- _JOB_:
Lines containing the word "Спасибо" are the ones to copy from the records below.

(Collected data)
********************

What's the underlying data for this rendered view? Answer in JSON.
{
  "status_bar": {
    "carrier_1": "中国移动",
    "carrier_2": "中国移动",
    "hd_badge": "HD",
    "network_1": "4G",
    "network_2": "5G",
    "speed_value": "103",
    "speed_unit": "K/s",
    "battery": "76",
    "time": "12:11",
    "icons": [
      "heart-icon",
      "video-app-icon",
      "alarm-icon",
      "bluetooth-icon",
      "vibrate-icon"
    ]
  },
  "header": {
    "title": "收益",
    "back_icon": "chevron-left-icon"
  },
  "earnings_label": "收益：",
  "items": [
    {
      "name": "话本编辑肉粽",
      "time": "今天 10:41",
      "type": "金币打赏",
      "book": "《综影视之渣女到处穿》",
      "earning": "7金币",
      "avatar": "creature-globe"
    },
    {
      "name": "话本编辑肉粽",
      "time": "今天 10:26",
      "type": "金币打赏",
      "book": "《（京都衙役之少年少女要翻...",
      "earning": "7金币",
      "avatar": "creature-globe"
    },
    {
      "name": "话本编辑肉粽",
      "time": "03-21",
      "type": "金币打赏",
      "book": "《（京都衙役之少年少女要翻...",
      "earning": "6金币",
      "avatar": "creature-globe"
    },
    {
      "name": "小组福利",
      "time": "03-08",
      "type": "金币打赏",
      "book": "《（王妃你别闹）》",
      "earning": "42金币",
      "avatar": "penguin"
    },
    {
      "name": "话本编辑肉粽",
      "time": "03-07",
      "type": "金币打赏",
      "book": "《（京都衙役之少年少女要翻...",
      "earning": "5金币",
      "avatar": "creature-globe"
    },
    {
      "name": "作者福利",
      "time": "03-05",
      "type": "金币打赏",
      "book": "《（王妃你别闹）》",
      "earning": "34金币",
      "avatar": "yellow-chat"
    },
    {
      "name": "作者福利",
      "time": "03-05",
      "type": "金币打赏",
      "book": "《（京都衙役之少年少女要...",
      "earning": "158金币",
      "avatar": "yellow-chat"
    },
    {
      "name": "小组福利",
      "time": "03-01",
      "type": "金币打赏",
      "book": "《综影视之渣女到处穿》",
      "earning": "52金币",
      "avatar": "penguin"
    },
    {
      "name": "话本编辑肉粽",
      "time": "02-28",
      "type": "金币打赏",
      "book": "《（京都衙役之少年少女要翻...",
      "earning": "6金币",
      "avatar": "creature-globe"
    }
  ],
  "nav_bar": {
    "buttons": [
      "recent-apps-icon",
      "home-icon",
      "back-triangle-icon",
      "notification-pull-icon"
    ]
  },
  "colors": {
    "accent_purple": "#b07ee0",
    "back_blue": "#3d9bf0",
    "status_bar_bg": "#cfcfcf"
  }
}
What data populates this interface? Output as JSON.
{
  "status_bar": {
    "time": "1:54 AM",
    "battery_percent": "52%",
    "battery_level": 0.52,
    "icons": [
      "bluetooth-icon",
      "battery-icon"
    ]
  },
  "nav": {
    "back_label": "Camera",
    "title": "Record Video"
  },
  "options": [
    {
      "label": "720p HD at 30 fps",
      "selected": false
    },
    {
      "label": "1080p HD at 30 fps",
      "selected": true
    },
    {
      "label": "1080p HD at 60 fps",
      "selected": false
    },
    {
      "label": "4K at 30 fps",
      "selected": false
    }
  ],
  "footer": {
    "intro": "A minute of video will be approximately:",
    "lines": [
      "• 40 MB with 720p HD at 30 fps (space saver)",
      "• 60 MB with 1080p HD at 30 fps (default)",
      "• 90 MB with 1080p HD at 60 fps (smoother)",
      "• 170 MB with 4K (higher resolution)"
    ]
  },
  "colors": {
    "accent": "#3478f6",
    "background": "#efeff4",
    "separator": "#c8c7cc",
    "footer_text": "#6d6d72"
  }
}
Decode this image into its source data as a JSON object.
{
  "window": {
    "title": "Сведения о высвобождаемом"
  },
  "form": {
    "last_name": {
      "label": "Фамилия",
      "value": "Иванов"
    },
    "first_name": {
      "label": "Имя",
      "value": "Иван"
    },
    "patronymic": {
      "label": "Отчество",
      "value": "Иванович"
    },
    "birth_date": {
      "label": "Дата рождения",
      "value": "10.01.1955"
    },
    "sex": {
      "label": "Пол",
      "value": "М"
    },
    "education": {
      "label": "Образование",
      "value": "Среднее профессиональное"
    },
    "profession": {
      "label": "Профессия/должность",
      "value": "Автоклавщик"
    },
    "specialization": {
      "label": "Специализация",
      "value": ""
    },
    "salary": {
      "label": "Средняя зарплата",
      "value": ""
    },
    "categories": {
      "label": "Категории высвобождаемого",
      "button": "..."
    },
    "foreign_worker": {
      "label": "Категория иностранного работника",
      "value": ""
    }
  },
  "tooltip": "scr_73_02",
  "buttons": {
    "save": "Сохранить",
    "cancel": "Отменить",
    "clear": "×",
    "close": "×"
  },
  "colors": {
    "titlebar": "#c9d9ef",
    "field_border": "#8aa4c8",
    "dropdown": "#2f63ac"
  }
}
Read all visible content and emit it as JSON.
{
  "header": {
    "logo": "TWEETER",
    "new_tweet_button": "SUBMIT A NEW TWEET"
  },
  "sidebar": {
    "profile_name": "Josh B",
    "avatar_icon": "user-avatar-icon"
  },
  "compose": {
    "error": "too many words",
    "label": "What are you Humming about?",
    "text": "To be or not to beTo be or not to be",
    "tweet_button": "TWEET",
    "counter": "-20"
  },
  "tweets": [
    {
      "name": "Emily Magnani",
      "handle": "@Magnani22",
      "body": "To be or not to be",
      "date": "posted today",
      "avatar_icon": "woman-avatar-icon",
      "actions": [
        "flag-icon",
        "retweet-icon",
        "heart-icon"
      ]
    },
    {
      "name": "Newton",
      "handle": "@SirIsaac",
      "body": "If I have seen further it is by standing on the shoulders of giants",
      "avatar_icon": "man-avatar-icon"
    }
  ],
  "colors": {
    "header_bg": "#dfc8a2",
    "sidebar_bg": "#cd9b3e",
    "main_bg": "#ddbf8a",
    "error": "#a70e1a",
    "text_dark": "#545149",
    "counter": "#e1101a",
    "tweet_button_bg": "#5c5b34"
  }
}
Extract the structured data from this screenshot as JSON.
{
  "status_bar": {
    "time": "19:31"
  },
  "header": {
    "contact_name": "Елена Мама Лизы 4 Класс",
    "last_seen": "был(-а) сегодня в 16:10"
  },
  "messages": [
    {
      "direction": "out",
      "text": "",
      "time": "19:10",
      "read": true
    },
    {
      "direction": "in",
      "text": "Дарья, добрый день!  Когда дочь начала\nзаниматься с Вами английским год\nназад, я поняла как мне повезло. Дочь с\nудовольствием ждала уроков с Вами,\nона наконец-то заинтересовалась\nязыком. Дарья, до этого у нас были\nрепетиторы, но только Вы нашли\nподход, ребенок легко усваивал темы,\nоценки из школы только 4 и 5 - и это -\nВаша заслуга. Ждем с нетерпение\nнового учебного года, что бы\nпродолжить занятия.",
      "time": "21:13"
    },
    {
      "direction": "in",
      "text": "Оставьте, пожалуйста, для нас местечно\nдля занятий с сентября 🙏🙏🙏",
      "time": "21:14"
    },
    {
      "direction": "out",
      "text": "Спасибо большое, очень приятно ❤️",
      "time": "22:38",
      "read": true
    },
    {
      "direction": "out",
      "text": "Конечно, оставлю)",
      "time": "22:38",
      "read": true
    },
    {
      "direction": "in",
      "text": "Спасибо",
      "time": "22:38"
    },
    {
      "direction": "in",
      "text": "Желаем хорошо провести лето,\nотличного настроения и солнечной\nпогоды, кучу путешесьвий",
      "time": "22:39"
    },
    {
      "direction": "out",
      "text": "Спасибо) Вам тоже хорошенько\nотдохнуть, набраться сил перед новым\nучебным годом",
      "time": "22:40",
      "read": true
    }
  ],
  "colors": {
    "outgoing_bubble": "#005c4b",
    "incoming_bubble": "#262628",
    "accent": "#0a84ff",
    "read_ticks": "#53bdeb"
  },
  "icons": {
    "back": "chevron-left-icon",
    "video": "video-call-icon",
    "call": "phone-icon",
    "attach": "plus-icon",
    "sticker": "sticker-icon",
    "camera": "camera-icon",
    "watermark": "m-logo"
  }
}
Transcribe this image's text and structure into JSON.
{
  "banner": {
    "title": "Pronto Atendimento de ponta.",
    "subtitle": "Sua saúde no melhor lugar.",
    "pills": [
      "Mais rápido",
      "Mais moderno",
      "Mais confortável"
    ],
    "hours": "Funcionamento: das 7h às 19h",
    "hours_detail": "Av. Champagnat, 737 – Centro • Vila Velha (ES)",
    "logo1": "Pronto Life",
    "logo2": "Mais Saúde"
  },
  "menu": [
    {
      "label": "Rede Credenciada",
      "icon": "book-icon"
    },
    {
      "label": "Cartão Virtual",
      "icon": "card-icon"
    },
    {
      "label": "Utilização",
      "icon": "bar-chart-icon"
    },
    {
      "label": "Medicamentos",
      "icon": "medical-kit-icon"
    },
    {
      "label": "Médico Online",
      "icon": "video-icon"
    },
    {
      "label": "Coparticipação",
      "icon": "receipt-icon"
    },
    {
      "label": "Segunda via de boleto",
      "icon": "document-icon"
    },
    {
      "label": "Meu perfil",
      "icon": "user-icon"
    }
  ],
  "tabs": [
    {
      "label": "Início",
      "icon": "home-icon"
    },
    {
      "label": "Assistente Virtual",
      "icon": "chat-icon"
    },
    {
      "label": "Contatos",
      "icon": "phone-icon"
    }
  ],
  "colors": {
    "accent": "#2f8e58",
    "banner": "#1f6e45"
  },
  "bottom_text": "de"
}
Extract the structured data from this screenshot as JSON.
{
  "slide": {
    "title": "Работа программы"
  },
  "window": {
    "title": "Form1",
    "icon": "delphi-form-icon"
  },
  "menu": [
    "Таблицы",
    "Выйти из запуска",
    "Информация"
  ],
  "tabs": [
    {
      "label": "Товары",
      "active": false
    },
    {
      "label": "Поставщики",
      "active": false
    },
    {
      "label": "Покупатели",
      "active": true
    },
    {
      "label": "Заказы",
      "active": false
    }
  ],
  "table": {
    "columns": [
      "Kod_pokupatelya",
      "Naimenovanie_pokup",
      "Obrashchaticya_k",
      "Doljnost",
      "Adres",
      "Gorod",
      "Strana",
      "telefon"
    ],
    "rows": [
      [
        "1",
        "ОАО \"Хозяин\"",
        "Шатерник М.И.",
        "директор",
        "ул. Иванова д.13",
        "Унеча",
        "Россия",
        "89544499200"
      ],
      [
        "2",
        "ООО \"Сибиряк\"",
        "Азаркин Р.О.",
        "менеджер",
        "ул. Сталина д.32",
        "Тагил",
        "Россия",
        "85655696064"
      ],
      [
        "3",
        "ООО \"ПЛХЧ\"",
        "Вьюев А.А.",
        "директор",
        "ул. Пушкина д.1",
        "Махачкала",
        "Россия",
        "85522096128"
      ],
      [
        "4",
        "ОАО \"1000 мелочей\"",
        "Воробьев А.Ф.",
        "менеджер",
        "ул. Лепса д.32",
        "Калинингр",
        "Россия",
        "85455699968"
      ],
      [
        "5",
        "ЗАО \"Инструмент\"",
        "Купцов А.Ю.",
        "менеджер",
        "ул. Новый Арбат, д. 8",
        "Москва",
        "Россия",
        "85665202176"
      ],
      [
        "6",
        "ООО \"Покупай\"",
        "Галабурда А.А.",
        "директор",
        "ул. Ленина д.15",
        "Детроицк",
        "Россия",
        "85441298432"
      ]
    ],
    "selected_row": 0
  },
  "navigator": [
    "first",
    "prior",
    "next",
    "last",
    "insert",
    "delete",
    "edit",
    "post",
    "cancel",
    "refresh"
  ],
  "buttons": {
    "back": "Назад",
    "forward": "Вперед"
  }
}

********************

- _RESPONSE TO THE EXERCISE_:
      "text": "Спасибо большое, очень приятно ❤️",
      "text": "Спасибо",
      "text": "Спасибо) Вам тоже хорошенько\nотдохнуть, набраться сил перед новым\nучебным годом",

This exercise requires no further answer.